Figure contents as structured data:
--- START ---
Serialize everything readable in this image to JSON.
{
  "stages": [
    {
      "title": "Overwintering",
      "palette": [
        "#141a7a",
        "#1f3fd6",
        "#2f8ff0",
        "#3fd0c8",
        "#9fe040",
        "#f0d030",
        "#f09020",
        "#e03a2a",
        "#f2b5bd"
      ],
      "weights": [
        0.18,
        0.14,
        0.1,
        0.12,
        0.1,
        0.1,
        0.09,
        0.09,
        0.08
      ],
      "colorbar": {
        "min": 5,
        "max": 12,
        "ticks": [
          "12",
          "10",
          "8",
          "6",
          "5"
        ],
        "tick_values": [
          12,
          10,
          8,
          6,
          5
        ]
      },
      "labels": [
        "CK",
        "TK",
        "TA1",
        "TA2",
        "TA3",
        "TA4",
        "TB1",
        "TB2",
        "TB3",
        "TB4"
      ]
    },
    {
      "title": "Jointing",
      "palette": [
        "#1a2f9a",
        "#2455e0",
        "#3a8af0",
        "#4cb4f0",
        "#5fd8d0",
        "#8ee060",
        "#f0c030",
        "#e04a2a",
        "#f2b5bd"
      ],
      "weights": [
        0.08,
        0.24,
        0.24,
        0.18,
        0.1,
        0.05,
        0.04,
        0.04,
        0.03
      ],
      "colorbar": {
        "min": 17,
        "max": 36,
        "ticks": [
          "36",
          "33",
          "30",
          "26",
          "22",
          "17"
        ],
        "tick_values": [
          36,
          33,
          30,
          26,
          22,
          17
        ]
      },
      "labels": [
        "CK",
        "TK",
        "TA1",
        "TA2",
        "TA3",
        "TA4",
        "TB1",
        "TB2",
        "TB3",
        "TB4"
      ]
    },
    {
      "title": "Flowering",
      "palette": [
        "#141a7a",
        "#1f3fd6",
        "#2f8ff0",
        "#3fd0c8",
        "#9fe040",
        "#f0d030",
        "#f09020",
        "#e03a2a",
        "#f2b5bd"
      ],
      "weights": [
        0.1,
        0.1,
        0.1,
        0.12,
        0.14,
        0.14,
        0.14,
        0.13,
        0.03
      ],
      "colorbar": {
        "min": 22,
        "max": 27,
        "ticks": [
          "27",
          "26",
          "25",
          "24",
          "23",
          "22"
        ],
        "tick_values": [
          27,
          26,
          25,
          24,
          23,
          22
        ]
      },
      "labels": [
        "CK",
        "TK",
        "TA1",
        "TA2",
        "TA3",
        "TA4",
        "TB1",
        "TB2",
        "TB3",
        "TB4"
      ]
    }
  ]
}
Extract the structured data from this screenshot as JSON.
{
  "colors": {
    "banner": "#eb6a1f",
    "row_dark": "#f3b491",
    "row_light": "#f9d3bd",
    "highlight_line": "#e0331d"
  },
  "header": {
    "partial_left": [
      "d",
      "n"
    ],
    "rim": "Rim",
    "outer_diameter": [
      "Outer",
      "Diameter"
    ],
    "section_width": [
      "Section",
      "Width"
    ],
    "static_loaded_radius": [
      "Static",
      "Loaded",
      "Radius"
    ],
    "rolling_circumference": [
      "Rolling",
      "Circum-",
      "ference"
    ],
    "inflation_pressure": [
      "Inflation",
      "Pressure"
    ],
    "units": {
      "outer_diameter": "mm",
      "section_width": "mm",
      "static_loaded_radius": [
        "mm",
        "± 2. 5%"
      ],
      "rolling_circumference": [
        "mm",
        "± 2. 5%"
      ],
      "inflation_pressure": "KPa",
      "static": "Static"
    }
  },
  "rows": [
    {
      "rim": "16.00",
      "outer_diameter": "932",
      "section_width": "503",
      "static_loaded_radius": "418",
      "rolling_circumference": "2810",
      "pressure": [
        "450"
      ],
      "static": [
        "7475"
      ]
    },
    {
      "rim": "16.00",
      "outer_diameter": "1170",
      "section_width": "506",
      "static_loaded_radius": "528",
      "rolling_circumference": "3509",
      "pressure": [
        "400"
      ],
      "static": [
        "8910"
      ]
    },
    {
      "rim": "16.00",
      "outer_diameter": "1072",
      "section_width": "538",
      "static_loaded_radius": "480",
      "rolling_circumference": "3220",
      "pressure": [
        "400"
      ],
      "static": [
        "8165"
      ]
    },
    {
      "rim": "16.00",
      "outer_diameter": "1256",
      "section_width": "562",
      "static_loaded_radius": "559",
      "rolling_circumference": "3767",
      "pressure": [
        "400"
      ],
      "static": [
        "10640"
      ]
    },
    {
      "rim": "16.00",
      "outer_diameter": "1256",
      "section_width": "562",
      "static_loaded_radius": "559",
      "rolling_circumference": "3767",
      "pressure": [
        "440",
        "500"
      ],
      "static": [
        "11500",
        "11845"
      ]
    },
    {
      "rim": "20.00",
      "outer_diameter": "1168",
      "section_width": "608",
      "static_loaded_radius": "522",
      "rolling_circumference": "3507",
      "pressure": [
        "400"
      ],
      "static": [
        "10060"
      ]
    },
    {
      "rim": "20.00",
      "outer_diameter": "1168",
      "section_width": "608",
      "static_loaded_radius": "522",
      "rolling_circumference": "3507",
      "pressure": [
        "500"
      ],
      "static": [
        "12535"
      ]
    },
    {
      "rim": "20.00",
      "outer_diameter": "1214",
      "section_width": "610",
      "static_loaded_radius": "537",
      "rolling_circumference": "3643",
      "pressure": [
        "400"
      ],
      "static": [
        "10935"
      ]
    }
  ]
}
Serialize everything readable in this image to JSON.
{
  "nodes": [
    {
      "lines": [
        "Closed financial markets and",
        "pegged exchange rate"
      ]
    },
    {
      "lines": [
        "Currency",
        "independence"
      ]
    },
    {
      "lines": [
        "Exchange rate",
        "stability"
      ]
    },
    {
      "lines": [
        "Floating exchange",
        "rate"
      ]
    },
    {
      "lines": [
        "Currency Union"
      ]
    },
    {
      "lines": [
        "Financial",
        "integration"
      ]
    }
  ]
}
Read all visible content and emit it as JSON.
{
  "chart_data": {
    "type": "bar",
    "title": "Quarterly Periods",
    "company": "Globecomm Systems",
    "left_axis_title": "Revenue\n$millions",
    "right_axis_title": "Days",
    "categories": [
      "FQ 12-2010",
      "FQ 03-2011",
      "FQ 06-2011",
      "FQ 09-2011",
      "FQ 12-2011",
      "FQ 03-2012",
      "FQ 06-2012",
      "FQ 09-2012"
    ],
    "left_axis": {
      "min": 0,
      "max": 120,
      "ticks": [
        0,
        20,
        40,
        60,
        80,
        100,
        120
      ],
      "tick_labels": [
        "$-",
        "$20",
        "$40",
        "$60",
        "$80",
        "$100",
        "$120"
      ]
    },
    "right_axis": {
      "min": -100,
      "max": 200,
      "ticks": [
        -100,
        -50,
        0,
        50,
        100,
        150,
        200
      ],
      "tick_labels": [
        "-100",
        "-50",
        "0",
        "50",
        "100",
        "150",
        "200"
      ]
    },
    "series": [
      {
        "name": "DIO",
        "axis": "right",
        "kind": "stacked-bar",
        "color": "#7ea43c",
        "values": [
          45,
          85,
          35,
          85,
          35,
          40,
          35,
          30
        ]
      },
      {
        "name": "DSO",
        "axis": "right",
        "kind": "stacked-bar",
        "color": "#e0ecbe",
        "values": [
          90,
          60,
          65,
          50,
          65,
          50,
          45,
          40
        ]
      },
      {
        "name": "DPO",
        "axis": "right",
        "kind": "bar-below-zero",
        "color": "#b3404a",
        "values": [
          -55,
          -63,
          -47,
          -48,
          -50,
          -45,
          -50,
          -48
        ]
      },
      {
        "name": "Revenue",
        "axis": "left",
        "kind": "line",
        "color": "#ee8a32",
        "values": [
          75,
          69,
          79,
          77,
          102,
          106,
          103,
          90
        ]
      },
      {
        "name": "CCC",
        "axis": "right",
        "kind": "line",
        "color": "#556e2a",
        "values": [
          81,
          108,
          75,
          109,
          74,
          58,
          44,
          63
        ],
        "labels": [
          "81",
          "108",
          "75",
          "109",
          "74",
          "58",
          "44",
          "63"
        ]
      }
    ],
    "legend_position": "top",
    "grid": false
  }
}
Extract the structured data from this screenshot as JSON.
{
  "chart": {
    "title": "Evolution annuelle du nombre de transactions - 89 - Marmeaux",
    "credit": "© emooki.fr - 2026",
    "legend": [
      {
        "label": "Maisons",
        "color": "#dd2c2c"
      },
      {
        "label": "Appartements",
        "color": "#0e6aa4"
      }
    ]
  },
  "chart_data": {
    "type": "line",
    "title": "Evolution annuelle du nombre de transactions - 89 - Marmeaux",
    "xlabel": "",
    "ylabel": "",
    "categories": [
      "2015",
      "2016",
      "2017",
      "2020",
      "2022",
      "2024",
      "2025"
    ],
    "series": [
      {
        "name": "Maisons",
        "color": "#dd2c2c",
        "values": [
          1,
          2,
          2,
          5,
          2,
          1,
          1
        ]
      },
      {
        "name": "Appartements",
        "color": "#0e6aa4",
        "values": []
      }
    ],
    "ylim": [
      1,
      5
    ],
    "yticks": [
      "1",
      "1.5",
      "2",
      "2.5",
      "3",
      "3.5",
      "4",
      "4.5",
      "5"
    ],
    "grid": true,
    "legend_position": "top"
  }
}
--- END ---
Pull out each line holding the string "Appartements".

Full answer =>
        "label": "Appartements",
        "name": "Appartements",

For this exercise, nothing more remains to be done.